── TASK INPUT
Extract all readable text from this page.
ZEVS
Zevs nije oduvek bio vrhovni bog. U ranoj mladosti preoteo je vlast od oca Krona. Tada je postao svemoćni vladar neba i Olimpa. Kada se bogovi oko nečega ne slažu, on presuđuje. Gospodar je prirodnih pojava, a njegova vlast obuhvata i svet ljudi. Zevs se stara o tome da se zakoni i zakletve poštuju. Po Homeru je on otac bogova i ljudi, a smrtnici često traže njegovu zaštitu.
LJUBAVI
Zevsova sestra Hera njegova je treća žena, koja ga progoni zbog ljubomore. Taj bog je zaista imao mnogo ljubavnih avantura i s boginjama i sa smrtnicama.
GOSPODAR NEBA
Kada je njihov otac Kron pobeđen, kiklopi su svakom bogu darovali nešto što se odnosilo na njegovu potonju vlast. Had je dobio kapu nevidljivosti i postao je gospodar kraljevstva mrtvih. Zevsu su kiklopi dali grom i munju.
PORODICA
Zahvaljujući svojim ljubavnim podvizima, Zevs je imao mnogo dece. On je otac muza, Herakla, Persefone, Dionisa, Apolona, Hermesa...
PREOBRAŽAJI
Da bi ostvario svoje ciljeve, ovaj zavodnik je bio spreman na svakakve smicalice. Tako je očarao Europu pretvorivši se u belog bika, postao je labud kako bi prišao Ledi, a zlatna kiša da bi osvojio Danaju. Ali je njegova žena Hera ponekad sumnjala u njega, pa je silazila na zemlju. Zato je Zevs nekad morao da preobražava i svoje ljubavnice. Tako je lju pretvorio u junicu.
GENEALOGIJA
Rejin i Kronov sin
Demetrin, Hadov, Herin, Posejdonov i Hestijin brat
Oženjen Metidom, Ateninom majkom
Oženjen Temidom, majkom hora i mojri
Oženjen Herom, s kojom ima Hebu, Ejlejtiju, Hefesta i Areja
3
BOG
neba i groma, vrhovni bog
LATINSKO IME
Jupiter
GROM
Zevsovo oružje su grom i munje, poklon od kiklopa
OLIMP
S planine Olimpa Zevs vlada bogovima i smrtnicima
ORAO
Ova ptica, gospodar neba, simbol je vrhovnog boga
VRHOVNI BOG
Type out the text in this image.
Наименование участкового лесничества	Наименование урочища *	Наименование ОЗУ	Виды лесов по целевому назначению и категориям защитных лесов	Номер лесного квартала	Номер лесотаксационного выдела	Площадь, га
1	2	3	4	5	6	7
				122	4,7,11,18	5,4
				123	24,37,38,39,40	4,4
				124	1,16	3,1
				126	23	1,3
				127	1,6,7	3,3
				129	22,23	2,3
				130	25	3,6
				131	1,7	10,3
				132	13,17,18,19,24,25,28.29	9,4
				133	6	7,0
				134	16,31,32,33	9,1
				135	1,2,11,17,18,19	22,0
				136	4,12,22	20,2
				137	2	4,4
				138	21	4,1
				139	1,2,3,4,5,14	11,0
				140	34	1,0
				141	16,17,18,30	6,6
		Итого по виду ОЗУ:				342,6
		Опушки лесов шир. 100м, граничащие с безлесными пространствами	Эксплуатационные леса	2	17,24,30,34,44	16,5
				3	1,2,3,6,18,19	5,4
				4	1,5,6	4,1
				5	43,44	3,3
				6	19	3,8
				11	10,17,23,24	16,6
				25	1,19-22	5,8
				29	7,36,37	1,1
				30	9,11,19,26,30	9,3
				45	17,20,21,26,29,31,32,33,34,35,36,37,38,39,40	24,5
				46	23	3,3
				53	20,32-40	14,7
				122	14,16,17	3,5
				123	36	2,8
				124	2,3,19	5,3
────
* INSTRUCTION *
Copy out each line of the entries that holds "mnogo".

* FINISHED TASK *
Zevsova sestra Hera njegova je treća žena, koja ga progoni zbog ljubomore. Taj bog je zaista imao mnogo ljubavnih avantura i s boginjama i sa smrtnicama.
Zahvaljujući svojim ljubavnim podvizima, Zevs je imao mnogo dece. On je otac muza, Herakla, Persefone, Dionisa, Apolona, Hermesa...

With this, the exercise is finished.